━━━━━ RECORDS SUPPLIED

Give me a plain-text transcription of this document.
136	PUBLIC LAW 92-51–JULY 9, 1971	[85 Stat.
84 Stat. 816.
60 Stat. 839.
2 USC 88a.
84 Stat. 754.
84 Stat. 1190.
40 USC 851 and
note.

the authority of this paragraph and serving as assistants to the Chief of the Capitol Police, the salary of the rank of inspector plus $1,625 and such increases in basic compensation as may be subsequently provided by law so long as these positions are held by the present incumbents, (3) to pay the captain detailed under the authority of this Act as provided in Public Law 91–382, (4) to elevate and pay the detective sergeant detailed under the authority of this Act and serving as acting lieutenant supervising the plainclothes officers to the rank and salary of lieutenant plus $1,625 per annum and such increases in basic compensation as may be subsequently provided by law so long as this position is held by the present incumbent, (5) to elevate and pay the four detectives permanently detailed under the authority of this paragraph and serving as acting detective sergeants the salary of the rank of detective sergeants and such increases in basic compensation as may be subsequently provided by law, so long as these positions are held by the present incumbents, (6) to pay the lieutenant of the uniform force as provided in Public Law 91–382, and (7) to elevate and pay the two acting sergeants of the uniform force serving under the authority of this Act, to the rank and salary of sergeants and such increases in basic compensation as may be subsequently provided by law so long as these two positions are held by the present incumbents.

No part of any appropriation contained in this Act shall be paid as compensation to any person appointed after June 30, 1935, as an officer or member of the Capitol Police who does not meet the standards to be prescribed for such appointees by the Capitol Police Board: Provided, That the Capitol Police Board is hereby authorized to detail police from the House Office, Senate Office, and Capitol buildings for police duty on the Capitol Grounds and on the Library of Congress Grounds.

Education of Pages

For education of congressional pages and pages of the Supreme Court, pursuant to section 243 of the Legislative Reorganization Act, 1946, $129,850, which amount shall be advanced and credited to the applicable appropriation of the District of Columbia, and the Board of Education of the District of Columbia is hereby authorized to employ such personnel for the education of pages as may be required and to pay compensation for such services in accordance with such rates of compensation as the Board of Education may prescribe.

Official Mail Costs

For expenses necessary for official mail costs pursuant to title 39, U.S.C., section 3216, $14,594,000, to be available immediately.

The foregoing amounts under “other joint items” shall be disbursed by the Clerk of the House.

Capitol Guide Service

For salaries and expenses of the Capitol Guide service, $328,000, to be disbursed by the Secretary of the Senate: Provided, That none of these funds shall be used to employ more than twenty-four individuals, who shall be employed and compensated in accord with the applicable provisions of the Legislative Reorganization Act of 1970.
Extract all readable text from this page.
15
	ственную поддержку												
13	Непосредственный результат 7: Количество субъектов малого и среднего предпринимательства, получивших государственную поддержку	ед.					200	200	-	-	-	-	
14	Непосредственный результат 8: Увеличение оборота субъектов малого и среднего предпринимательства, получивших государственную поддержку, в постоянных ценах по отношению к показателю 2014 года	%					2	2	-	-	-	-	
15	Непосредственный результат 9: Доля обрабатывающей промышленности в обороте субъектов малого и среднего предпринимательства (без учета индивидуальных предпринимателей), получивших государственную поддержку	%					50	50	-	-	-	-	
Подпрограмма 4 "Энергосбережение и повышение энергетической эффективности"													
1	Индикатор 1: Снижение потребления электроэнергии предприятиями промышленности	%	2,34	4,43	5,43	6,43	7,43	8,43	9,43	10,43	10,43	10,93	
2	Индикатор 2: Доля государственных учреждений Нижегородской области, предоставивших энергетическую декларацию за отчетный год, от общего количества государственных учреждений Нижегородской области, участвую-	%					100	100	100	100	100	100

━━━━━━━━━━

### REQUIRED TASK:
Look for lines containing the string "from" and copy them all.

### EXERCISE RESPONSE:
No part of any appropriation contained in this Act shall be paid as compensation to any person appointed after June 30, 1935, as an officer or member of the Capitol Police who does not meet the standards to be prescribed for such appointees by the Capitol Police Board: Provided, That the Capitol Police Board is hereby authorized to detail police from the House Office, Senate Office, and Capitol buildings for police duty on the Capitol Grounds and on the Library of Congress Grounds.
Extract all readable text from this page.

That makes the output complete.